Find how many lines in the data below mention "картку". Give the number only.

_RECORDS FOR THIS EXERCISE_
▼▼▼
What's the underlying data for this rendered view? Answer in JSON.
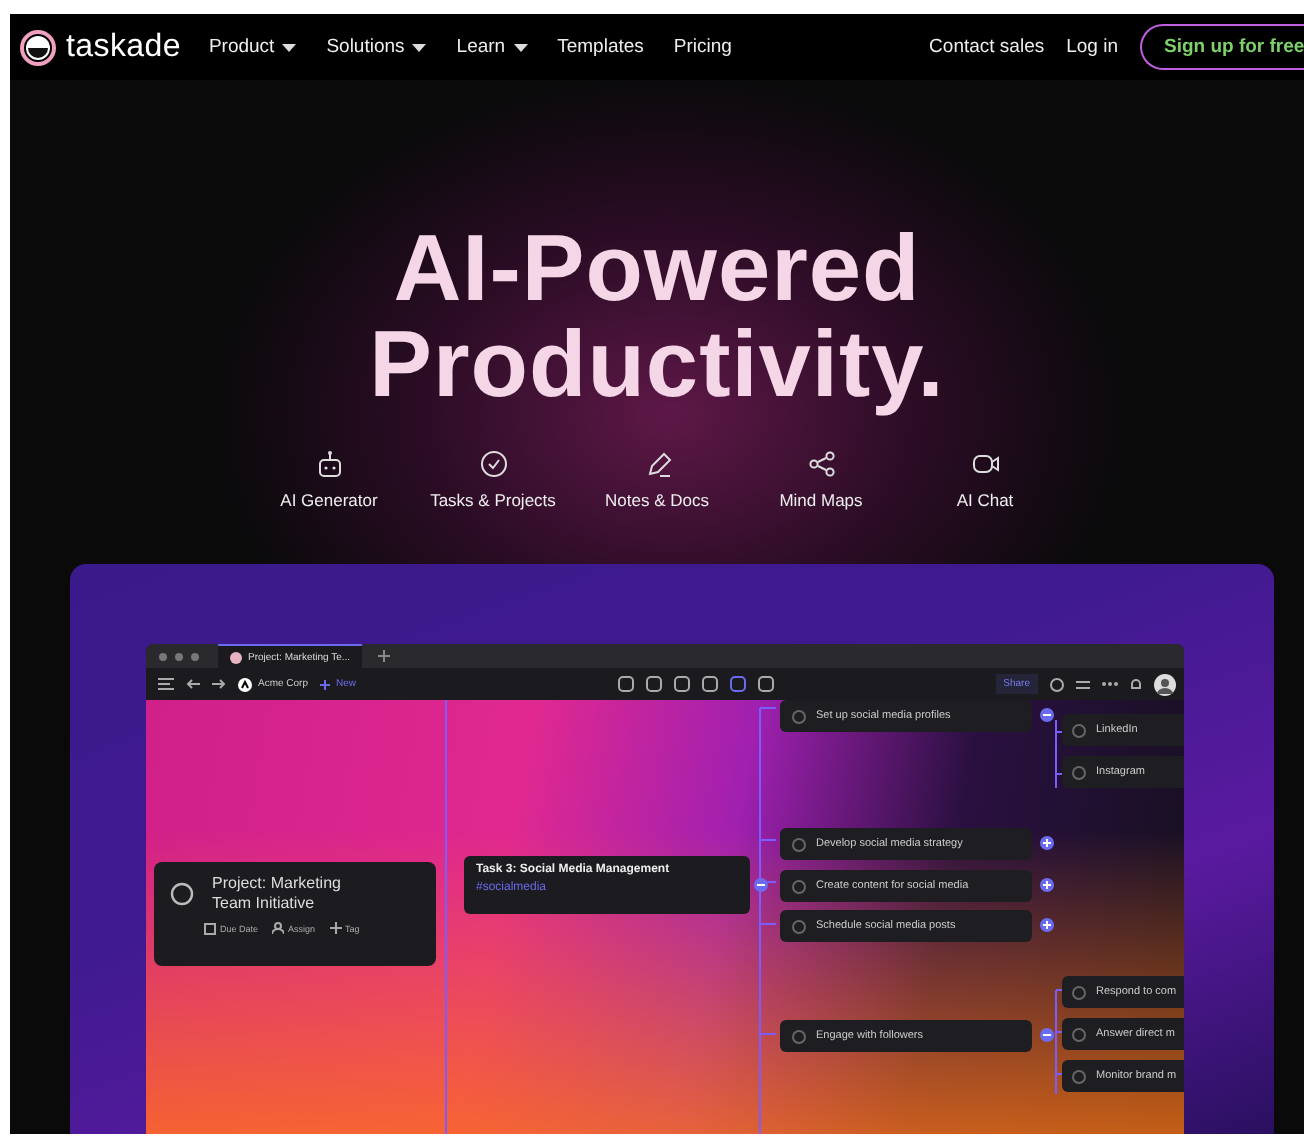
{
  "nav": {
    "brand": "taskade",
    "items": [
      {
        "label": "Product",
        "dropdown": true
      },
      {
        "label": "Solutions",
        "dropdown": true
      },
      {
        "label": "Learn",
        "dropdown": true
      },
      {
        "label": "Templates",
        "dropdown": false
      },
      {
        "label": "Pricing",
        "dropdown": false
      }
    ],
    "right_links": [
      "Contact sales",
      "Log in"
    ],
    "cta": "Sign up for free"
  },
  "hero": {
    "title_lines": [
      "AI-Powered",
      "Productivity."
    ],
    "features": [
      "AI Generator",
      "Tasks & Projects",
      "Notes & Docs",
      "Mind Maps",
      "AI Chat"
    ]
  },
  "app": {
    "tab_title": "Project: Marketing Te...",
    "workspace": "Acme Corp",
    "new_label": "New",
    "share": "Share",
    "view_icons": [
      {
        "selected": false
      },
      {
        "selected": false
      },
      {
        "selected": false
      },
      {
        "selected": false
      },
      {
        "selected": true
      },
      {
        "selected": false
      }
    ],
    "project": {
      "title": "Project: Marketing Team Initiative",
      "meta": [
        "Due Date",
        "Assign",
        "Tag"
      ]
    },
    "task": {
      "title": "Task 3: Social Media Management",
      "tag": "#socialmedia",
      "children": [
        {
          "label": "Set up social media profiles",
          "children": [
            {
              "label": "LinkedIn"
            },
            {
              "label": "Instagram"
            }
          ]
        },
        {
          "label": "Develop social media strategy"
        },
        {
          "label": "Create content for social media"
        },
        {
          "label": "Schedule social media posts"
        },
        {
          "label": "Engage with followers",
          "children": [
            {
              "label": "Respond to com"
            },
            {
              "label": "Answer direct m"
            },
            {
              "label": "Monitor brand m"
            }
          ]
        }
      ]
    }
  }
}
▲▲▲
▼▼▼
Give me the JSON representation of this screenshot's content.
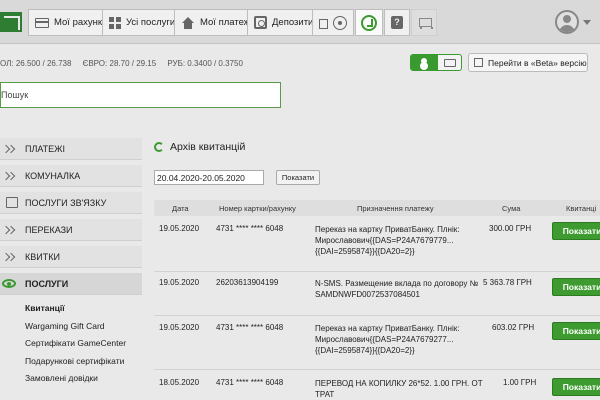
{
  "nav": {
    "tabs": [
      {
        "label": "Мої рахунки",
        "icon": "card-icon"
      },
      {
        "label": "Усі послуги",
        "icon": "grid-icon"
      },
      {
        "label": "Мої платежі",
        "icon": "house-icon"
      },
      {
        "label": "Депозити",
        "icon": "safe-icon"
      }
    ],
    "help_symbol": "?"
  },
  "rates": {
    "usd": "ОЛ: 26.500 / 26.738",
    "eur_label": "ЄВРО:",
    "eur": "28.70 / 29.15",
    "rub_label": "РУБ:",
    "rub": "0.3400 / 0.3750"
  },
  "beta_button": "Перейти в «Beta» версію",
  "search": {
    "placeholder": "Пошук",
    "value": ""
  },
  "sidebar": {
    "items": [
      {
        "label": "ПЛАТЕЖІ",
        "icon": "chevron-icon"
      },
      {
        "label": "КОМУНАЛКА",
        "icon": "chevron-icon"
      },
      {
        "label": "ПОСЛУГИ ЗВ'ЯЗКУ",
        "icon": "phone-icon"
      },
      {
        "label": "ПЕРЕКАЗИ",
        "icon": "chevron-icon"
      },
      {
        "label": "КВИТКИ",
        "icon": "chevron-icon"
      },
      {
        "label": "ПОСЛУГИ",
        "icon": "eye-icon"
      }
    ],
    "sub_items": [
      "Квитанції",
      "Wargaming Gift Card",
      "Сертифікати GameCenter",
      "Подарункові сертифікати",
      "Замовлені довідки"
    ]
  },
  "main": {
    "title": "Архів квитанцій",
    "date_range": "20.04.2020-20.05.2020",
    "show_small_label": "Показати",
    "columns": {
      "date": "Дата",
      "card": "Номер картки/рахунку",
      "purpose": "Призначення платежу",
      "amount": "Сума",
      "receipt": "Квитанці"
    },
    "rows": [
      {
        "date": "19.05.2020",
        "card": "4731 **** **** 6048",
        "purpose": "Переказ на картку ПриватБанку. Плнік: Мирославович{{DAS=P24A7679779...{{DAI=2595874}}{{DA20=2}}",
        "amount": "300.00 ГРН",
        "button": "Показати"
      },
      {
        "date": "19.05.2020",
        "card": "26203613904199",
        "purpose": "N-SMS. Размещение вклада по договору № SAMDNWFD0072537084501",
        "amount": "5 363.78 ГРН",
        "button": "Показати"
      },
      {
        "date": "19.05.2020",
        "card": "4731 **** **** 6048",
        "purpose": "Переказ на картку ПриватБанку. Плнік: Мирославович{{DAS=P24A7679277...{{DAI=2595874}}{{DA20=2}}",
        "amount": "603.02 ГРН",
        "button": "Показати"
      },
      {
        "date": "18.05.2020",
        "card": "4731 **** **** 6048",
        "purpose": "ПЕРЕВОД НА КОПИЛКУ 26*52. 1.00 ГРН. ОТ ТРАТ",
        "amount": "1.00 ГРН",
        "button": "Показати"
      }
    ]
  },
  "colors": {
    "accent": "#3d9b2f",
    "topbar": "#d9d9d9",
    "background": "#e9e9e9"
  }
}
▲▲▲
▼▼▼
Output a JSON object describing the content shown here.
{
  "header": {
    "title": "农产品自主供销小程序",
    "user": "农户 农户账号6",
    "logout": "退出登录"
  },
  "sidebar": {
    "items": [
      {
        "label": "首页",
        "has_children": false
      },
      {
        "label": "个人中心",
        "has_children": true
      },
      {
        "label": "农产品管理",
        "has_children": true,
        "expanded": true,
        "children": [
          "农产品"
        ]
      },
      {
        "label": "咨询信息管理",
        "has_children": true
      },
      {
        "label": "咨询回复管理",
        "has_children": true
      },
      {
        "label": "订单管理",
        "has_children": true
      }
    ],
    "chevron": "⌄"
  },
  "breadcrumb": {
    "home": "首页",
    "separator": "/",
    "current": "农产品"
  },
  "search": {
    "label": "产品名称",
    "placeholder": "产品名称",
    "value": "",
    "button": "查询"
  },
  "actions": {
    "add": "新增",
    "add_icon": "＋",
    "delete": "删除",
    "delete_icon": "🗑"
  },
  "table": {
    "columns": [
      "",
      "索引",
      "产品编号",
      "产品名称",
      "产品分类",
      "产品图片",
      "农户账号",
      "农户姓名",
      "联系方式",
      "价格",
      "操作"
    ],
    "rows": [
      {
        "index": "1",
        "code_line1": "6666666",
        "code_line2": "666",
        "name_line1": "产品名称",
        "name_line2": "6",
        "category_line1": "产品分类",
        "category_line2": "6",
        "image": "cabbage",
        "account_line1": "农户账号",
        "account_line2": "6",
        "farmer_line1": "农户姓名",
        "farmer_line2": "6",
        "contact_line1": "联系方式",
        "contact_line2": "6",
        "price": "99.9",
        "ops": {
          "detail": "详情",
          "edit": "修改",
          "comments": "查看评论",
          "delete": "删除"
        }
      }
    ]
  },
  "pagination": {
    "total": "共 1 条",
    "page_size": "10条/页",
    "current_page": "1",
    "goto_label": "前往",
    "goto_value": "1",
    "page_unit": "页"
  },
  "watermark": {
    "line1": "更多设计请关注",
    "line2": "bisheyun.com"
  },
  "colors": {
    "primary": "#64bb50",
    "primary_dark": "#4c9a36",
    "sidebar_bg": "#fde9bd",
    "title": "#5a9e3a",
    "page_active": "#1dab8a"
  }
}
▲▲▲
_CORRECT OUTPUT_
2